___ DOCUMENT TEXT ___

INTRODUCTION


There seems to be a scarcity of UK retirement blogs out there (other than those proffering financial advice) and in the absence of my being able to read about other people's experiences, I instead offer you my own "Great Big Retirement Adventure."

My husband (Mister E) and I have moved from the initial concept through the planning stages to implementation and this site is intended to record the whole process. What I am seeking from retirement is now very different to what I thought I was planning and has gradually developed into a quest for fitness and a desire for simplification, with a transition away from both a highly organised lifestyle and the personality traits reflecting a pedantic professional career. Indeed I recently described myself as "a goofy idiot" who enjoys smiling at sunflowers; a far cry from the pre-retirement professional and an indication of just how far I have travelled.

Please visit from time to time and do add your comments. The blog is in reverse chronological order but popular posts and those highlighting our journey are specifically pinpointed below on the right hand side together with a list of topics covered. Alternatively you may prefer to look at the summary or wisdom we have acquired or even our have done list with its retirement atlas and dip in and out of the blog using the links given.




Tuesday, 23 December 2014

Viva La Revolucion



Recent news that there is to be a relaxation of the stand-off that has persisted for over 50 years between the USA and Cuba, was of great interest following Mister E's and my recent visit. We both agreed , however, that it would be sad to see Cuba transform into another westernised nation where market forces and money dictate society's values.

Indeed I rather fancy our own country's adoption of many of Cuba's values, when and come the revolution, I would propose that:

1. Goods be priced according to their social need and white rum in particular be freed of all duty so that everyone can afford to drink it on a daily basis
2. Fields should henceforth be ploughed by oxen and the mass application of toxic pesticides prohibited
3. Every home should have a dog and, if in the country, chickens wandering outside
4. Cars (unless 1950's models) should be replaced by horses and carts
5. The hard shoulder of motorways should be reserved for those horses and carts, as well as hitch hikers. All other vehicles should drive at an appropriate speed to accommodate them
6. No giant advertising boards be displayed other than for the purpose of exalting the aims of the revolution and its leaders and certainly  not for the purpose of marketing goods
7. Only 6 customers to be allowed inside a bank at any one time
8. Shop shelves to be stripped of all  luxury goods and choice
9. All music to be provided by live bands playing tunes everyone can wriggle their hips to
10. Everyone to promenade in the evening in their local park or square, and smile and talk to each other.

___

ACTIVITIES:
1 – Answer these questions from the blog text:
(a) By what name does the writer refer to her husband?
(b) For how long has the stand-off between the USA and Cuba persisted?
(c) How many customers does the writer propose be allowed inside a bank at any one time?
2 – Print the blog text exactly, everything from "Recent news that" down to "dictate society's values.".

___ GIVEN INFORMATION ___

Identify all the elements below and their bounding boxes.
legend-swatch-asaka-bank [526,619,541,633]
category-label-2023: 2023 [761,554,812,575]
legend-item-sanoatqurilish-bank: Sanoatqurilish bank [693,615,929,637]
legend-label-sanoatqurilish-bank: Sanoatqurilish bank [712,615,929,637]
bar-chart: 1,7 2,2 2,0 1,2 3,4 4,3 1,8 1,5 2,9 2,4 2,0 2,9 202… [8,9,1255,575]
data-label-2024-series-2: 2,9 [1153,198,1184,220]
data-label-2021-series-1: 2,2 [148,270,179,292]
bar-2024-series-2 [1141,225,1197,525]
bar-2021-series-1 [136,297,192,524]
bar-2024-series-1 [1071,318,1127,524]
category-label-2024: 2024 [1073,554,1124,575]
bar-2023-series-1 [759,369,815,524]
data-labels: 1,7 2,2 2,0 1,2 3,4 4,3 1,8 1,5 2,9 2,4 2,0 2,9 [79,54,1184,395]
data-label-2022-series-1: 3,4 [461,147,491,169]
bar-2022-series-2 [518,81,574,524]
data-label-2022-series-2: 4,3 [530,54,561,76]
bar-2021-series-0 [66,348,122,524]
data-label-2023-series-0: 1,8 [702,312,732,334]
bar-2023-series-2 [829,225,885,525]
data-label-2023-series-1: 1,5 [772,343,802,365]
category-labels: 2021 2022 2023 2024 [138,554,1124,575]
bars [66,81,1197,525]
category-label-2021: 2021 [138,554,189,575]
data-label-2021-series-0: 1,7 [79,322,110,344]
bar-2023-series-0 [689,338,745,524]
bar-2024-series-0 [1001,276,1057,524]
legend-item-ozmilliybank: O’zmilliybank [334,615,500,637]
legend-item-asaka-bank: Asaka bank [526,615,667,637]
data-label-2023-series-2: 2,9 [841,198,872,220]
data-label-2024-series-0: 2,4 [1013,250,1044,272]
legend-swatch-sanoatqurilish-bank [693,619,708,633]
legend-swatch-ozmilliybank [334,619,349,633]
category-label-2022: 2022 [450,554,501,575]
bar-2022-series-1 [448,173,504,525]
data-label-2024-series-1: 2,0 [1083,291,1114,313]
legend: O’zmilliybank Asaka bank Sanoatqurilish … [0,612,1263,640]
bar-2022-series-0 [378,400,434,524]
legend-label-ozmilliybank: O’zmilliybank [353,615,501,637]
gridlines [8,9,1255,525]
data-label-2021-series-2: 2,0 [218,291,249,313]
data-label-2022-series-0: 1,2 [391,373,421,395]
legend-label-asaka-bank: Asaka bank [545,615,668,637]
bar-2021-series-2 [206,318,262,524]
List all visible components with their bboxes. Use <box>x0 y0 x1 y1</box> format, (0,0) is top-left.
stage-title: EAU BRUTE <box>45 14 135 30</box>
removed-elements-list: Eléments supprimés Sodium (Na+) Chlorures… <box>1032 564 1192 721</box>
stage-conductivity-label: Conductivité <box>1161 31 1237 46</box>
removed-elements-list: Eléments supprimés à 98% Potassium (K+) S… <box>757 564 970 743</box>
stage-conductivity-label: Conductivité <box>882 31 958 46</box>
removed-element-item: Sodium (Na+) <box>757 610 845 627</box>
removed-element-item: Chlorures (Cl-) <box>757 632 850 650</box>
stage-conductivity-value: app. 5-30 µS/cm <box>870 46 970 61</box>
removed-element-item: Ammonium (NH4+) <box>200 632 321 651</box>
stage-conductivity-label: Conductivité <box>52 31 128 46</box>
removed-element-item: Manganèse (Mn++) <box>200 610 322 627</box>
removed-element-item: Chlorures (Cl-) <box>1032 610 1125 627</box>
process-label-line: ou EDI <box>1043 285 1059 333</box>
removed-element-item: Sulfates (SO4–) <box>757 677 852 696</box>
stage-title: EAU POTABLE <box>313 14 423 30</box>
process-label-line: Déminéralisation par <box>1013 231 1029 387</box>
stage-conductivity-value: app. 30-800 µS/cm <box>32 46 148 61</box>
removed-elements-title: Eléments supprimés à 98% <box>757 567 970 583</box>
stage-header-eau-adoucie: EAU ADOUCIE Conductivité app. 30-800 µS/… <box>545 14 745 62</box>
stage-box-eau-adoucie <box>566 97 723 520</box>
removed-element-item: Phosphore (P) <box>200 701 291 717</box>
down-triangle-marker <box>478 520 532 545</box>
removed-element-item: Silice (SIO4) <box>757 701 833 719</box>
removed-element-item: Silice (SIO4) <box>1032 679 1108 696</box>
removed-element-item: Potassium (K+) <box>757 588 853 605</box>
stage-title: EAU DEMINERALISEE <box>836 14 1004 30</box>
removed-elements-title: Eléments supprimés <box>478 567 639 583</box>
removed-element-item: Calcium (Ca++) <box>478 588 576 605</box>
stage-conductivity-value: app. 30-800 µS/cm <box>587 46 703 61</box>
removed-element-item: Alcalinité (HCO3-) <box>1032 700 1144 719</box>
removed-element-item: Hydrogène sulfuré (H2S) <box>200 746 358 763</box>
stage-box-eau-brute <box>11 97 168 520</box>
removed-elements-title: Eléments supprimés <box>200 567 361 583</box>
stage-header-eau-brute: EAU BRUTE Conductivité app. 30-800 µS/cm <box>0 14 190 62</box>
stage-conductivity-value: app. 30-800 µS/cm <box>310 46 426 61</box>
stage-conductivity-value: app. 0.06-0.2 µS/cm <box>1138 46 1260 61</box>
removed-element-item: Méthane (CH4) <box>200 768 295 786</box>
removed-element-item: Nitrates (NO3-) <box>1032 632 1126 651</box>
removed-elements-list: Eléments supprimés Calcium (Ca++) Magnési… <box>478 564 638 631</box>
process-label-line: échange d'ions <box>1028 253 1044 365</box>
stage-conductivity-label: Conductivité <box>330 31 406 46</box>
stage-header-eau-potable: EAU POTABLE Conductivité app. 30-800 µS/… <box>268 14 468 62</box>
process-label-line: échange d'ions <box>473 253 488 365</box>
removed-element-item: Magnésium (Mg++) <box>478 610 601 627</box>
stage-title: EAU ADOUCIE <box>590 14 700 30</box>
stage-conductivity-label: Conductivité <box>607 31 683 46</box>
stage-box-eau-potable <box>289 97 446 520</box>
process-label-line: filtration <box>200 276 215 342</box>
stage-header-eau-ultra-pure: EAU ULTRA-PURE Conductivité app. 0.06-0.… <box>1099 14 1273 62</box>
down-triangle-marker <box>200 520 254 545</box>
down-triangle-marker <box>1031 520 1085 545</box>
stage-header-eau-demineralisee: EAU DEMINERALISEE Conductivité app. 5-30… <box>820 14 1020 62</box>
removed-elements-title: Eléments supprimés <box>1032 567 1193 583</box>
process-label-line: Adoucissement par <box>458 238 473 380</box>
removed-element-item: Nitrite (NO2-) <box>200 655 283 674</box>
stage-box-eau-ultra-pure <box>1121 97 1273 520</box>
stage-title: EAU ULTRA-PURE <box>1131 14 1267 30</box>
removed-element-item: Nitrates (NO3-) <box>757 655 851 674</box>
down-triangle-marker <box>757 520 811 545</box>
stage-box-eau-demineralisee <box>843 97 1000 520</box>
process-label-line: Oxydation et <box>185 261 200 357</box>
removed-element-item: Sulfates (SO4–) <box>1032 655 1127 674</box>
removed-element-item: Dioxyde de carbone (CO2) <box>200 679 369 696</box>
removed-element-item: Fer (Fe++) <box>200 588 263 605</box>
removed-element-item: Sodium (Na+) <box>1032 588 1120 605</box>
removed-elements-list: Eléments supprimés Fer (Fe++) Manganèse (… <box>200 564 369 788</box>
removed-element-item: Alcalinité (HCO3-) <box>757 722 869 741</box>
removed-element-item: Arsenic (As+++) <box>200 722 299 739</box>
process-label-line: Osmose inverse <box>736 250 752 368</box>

___

TASK SOLUTIONS:
1 –
(a) Mister E
(b) Over 50 years
(c) 6

2 –
Recent news that there is to be a relaxation of the stand-off that has persisted for over 50 years between the USA and Cuba, was of great interest following Mister E's and my recent visit. We both agreed , however, that it would be sad to see Cuba transform into another westernised nation where market forces and money dictate society's values.